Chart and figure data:
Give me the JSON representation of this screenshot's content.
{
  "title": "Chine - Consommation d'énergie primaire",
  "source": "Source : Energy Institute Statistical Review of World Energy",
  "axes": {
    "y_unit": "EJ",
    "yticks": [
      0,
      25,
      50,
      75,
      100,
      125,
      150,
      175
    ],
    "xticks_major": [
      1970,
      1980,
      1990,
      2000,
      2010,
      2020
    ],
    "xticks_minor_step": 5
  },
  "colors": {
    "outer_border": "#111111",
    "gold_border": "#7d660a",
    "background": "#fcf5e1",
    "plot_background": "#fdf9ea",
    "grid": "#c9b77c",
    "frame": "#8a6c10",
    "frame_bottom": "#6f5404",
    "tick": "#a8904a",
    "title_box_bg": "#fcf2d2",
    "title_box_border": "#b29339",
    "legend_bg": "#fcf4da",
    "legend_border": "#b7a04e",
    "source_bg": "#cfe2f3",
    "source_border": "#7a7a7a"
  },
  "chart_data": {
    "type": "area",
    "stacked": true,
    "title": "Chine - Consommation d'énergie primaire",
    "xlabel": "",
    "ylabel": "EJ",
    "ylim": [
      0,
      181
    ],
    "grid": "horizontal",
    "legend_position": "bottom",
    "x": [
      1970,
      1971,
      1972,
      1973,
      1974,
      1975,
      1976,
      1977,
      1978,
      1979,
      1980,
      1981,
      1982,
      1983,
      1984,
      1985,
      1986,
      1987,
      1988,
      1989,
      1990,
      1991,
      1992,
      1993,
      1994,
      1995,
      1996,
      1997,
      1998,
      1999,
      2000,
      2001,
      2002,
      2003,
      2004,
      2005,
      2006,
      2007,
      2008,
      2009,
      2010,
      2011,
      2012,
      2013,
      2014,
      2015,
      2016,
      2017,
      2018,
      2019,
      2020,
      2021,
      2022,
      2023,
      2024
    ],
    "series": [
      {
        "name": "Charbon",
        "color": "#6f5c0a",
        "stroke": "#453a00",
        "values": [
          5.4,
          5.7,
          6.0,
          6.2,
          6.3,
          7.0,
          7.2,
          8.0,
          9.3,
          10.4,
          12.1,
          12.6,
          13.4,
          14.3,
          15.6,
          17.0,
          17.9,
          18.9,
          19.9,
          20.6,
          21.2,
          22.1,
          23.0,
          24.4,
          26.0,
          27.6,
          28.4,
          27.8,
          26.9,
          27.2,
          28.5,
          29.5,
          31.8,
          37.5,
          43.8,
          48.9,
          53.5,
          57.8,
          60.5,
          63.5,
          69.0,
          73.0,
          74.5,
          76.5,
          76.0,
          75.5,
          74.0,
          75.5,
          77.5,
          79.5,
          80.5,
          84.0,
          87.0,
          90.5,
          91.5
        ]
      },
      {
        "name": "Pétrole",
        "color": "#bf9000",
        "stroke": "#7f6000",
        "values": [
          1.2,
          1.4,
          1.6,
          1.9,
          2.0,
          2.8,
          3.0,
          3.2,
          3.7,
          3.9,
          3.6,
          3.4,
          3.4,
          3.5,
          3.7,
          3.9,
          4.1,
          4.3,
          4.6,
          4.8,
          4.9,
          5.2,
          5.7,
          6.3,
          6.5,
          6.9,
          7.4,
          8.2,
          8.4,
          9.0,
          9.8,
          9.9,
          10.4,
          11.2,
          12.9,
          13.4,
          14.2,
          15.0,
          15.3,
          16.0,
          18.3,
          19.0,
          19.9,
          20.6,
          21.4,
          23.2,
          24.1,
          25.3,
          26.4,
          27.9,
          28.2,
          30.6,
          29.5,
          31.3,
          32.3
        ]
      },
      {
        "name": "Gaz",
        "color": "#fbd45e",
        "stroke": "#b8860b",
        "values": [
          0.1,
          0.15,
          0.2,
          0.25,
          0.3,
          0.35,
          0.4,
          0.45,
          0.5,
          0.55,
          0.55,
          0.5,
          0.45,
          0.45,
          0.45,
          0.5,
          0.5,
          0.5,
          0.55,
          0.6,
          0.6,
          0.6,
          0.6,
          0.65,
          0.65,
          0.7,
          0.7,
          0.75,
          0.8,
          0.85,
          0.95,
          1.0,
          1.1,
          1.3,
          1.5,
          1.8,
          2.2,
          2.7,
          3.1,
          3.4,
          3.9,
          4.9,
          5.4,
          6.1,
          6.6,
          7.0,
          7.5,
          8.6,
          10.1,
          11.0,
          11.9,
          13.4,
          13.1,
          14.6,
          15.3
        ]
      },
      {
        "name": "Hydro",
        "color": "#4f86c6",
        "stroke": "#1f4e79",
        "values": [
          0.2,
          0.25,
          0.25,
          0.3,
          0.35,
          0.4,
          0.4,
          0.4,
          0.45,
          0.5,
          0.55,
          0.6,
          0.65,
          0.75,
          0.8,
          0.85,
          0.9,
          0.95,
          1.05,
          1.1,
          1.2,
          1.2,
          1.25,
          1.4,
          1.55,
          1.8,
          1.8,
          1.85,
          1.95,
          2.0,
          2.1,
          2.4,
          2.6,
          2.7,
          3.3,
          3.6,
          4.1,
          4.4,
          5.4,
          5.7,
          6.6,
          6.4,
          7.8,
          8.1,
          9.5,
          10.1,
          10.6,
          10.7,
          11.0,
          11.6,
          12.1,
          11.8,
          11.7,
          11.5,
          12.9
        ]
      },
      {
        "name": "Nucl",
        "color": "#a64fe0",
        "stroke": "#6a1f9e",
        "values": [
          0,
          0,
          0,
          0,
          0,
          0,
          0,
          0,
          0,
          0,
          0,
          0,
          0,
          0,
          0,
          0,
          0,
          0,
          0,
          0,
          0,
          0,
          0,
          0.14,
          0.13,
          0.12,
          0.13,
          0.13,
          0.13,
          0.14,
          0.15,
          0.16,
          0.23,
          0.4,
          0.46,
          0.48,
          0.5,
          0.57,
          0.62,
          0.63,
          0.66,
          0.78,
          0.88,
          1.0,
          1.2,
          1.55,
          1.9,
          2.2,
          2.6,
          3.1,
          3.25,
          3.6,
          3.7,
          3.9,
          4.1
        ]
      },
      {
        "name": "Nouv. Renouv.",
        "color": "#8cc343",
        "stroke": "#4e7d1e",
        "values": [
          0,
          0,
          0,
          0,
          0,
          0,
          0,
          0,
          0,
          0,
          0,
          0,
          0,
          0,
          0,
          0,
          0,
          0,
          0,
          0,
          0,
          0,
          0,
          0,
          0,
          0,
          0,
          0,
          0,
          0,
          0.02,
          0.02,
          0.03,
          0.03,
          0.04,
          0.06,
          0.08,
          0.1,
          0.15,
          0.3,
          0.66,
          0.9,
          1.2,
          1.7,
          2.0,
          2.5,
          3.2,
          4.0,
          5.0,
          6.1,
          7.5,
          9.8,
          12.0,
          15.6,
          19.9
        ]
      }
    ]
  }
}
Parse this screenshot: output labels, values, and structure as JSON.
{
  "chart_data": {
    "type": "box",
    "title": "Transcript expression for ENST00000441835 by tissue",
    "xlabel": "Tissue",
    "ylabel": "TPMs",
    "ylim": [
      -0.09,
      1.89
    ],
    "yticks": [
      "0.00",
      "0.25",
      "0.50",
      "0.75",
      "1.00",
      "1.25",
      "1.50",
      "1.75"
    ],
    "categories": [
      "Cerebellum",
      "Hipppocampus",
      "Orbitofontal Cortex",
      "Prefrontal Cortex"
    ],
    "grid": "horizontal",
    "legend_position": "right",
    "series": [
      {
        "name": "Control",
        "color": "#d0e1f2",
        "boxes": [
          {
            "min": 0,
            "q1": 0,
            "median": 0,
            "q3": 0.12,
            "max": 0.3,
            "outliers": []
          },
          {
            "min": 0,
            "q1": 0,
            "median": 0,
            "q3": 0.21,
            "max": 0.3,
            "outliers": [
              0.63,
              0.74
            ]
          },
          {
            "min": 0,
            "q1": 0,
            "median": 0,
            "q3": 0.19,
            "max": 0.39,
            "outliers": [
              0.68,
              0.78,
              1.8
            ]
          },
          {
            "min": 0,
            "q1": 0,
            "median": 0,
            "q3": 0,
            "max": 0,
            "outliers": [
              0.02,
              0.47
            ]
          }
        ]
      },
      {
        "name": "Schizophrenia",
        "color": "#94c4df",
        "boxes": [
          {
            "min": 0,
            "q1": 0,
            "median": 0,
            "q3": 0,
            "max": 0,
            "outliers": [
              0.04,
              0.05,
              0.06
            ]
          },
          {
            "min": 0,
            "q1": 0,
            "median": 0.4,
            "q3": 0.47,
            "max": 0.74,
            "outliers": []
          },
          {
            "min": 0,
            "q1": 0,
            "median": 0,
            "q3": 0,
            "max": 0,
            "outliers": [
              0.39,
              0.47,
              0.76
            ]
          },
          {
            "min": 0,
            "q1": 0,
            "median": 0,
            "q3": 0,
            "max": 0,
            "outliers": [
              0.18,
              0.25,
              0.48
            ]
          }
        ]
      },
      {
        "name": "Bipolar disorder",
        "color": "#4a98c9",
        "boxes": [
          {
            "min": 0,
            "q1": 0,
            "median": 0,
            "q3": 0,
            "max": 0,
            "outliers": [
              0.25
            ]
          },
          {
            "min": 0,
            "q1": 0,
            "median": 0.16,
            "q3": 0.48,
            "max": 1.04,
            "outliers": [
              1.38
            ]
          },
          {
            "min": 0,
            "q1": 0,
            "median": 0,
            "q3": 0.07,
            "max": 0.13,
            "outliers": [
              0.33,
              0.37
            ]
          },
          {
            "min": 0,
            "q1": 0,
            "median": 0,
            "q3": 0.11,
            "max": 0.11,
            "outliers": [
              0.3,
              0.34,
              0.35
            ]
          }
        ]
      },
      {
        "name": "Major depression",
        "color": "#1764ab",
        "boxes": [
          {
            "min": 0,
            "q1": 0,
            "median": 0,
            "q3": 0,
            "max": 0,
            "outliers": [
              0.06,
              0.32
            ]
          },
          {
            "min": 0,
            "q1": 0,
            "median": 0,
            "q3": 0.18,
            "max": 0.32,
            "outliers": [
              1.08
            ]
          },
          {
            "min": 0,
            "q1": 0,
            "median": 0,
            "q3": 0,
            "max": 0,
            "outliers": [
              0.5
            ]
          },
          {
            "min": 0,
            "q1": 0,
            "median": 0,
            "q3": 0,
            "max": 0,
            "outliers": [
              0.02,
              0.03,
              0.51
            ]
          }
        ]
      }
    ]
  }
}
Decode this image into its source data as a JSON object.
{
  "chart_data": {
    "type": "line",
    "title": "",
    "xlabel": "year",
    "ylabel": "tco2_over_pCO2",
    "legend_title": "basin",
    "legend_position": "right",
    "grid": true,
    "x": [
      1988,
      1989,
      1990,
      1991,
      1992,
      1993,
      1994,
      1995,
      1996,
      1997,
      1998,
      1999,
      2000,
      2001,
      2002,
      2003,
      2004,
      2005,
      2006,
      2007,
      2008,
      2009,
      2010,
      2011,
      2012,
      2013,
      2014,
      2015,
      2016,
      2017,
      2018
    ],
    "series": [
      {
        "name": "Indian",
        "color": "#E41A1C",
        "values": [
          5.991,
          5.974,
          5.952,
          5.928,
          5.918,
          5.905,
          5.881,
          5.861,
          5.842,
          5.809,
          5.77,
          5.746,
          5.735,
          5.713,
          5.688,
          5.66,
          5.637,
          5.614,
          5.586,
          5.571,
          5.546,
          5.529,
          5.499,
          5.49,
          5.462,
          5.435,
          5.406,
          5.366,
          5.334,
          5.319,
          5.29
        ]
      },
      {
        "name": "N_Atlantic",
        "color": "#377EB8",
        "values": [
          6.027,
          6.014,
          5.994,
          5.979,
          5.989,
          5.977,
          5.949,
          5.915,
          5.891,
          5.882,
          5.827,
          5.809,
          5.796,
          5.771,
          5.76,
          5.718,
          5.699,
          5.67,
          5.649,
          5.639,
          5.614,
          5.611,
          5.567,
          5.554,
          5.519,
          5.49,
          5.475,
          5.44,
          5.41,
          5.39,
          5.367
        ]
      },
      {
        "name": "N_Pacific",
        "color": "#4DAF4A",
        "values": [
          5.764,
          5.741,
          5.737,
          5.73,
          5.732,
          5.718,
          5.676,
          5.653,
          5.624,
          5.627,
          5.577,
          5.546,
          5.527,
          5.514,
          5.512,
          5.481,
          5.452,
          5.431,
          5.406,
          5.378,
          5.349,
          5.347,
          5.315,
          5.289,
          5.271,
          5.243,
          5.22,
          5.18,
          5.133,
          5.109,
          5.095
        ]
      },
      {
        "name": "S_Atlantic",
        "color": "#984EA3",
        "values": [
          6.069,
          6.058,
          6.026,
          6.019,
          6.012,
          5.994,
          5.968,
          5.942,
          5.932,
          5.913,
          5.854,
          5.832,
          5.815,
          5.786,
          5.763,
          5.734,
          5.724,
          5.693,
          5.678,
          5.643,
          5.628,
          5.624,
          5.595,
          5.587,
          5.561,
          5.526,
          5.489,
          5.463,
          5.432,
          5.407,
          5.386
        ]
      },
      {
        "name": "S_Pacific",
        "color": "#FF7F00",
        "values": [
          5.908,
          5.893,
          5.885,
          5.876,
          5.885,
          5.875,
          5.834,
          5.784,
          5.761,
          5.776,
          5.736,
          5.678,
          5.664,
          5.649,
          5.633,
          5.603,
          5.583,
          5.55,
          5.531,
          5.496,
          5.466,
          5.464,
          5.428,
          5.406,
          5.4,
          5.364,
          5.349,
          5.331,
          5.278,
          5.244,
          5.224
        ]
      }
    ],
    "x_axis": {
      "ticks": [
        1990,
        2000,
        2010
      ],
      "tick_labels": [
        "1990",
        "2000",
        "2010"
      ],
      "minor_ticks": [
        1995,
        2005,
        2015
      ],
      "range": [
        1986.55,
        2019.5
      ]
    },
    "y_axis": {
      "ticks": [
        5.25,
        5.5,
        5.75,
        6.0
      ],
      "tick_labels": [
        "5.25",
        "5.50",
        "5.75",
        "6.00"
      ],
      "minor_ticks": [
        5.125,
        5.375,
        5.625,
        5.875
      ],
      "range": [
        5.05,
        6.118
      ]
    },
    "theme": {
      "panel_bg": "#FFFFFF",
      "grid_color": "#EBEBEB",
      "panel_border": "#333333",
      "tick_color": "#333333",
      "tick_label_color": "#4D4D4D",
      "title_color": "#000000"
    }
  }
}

**What the task asks:** Using the records above, gather all lines where the string "énergie" is present.

**Solution for this task:**
  "title": "Chine - Consommation d'énergie primaire",
    "title": "Chine - Consommation d'énergie primaire",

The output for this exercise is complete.